Stored data
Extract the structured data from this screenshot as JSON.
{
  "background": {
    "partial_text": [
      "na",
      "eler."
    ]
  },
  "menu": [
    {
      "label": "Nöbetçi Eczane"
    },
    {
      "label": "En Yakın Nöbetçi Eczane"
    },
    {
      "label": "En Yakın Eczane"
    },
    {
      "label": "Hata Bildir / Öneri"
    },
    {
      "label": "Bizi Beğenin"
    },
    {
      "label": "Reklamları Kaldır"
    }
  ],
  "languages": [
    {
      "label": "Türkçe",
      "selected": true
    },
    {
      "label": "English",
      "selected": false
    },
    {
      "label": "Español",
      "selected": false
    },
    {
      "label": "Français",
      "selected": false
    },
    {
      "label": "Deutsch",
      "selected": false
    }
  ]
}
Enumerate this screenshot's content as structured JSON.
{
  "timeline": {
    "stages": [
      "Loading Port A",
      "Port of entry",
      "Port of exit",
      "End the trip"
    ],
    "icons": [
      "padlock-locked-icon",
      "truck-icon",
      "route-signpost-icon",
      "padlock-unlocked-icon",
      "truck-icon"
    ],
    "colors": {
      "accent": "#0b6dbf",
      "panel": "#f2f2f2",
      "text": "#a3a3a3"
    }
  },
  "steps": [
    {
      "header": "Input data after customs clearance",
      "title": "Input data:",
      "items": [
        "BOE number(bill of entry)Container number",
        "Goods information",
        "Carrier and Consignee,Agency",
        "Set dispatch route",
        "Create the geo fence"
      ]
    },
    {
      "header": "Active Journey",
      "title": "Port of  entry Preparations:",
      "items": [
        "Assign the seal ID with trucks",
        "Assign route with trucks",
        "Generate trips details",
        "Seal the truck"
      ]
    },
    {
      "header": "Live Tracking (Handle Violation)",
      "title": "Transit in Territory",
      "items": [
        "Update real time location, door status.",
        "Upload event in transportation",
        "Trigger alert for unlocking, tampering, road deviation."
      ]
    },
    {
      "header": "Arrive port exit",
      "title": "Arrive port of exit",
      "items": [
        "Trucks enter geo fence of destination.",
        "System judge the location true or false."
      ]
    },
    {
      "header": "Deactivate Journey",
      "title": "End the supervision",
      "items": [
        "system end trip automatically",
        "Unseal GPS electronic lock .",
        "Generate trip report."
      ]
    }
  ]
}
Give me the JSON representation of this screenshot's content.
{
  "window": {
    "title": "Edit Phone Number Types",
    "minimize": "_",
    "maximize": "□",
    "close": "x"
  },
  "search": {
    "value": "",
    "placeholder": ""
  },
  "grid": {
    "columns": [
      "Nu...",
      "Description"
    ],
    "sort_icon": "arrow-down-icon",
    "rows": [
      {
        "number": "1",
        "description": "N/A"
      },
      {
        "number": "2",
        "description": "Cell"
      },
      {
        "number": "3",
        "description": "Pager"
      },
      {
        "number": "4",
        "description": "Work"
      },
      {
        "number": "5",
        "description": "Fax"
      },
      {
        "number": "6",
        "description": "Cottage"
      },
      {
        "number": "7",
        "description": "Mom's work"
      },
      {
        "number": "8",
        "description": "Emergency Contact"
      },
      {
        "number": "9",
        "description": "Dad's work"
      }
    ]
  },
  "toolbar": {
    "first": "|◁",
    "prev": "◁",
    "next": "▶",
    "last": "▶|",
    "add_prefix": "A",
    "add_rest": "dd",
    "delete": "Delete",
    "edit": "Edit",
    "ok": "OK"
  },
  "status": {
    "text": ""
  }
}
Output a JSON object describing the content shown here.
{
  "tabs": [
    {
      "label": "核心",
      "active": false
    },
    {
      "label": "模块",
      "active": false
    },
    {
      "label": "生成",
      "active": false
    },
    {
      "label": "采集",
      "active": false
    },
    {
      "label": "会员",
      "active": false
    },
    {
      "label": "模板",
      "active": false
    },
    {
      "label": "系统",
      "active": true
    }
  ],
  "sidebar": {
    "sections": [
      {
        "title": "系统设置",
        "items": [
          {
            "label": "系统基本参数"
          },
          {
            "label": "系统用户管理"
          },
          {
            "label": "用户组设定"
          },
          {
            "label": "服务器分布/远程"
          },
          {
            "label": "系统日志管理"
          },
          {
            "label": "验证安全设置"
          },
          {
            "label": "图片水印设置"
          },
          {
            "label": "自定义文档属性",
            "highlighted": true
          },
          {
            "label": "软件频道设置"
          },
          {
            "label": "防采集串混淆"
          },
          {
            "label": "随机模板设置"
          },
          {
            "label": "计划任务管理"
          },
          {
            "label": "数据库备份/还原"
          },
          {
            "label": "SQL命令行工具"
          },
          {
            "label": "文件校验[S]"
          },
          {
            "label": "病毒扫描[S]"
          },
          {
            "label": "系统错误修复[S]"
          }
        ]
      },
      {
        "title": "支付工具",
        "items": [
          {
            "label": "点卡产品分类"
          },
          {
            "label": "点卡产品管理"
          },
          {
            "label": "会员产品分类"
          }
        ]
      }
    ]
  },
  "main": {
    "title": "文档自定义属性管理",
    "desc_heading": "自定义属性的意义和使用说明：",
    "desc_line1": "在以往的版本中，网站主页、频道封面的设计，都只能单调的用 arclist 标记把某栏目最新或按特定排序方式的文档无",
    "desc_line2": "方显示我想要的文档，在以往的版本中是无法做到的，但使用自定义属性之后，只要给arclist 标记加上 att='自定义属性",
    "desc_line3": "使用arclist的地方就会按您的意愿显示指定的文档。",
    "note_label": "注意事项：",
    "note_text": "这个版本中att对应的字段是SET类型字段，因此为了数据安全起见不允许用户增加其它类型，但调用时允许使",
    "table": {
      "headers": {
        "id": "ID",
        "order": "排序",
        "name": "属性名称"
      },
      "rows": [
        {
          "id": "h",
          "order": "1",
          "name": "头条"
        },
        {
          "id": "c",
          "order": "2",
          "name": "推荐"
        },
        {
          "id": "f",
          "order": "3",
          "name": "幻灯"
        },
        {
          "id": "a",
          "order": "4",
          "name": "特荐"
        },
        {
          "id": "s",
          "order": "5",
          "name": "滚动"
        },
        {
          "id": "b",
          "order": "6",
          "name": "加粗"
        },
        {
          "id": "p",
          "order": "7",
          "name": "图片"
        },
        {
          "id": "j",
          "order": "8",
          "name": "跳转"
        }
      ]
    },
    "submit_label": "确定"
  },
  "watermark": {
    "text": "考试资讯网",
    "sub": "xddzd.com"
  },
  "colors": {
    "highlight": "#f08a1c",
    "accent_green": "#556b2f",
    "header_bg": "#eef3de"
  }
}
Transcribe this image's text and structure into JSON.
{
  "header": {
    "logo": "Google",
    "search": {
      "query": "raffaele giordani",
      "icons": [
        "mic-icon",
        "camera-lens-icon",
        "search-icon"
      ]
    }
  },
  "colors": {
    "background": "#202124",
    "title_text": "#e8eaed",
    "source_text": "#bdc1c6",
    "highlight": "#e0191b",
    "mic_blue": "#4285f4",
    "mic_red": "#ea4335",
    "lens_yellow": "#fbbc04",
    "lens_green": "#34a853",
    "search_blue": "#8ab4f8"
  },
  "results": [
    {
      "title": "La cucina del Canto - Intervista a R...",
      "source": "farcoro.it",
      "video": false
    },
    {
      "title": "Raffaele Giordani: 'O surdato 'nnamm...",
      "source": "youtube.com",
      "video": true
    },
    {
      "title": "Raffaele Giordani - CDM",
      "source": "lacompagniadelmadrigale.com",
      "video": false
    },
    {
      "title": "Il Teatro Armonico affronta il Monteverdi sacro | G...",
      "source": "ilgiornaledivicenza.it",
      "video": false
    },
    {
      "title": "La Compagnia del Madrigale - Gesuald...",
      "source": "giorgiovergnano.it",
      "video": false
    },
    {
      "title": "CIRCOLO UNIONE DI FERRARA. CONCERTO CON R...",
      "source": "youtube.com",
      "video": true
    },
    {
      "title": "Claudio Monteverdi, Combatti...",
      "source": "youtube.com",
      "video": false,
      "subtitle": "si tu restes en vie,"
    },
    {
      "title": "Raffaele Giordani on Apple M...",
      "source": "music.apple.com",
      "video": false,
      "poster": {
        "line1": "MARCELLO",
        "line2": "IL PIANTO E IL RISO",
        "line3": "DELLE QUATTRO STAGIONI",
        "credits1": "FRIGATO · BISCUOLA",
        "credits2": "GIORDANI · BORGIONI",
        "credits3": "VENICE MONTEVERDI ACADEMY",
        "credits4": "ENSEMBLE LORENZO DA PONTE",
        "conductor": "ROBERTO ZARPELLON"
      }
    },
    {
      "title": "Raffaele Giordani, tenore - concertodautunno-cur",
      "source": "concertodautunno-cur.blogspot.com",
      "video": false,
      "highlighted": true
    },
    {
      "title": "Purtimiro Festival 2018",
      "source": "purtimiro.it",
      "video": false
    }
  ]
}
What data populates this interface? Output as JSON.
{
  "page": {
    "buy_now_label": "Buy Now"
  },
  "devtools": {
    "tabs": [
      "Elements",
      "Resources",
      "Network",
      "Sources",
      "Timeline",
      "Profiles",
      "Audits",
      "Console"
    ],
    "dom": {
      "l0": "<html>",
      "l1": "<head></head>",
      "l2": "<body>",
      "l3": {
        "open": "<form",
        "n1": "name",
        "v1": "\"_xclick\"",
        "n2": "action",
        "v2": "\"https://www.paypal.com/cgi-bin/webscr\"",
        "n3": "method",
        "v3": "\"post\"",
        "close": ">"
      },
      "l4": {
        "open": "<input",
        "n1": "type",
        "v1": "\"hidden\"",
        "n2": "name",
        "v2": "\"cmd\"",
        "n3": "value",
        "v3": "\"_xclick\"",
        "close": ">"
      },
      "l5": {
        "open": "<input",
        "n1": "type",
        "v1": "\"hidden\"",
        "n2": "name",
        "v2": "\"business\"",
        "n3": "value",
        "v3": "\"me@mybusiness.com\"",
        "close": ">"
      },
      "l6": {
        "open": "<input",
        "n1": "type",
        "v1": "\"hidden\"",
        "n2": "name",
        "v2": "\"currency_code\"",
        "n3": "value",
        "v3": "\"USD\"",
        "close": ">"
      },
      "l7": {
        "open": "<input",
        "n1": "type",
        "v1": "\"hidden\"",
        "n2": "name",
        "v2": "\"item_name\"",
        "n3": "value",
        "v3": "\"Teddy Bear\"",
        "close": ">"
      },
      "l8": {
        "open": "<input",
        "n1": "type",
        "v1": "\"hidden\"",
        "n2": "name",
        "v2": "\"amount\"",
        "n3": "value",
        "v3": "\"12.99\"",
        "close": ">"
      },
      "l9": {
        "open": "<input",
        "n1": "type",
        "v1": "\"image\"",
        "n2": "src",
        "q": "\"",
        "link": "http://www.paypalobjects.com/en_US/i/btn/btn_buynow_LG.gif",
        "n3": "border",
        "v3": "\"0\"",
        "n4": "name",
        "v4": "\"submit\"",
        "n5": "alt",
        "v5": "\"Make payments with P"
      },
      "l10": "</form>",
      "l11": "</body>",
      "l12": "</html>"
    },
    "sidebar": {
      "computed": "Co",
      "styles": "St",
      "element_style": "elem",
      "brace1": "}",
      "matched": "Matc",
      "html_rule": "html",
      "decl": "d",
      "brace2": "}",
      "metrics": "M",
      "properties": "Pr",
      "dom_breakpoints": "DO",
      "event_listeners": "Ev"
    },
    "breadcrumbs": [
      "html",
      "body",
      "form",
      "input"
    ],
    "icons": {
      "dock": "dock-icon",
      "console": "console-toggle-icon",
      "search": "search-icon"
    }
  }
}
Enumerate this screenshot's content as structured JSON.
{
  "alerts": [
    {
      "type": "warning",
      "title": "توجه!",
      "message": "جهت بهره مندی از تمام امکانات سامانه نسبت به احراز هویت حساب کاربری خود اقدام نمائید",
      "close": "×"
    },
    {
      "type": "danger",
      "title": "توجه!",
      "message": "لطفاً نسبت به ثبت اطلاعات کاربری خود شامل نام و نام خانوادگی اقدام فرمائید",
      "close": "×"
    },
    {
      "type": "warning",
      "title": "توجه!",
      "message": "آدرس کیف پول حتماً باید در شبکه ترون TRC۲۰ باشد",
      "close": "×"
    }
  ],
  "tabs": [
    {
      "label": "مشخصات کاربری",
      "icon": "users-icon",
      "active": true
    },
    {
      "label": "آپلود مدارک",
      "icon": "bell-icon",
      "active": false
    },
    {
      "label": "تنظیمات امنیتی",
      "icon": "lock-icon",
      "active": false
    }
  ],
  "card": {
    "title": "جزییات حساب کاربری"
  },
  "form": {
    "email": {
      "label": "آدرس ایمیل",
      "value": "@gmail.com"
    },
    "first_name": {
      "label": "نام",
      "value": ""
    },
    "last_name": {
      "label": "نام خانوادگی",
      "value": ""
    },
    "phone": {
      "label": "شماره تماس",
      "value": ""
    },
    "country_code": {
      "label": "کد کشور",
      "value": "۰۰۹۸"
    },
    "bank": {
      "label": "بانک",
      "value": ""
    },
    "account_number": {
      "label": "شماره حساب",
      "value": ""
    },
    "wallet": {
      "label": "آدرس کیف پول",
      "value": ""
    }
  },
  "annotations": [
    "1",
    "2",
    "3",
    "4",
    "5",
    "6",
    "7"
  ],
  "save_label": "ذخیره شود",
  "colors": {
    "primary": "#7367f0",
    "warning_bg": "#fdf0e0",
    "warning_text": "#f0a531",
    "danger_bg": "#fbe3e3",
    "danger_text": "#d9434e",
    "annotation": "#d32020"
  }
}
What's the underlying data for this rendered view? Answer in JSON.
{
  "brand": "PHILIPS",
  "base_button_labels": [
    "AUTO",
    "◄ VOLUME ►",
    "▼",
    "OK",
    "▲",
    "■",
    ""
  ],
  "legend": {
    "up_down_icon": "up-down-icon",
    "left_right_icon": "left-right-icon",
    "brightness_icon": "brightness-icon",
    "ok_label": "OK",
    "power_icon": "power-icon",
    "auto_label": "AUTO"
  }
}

Exercise aim =>
Go through the material line by line. Show each line that contains the string "آدرس".

Worked answer =>
      "message": "آدرس کیف پول حتماً باید در شبکه ترون TRC۲۰ باشد",
      "label": "آدرس ایمیل",
      "label": "آدرس کیف پول",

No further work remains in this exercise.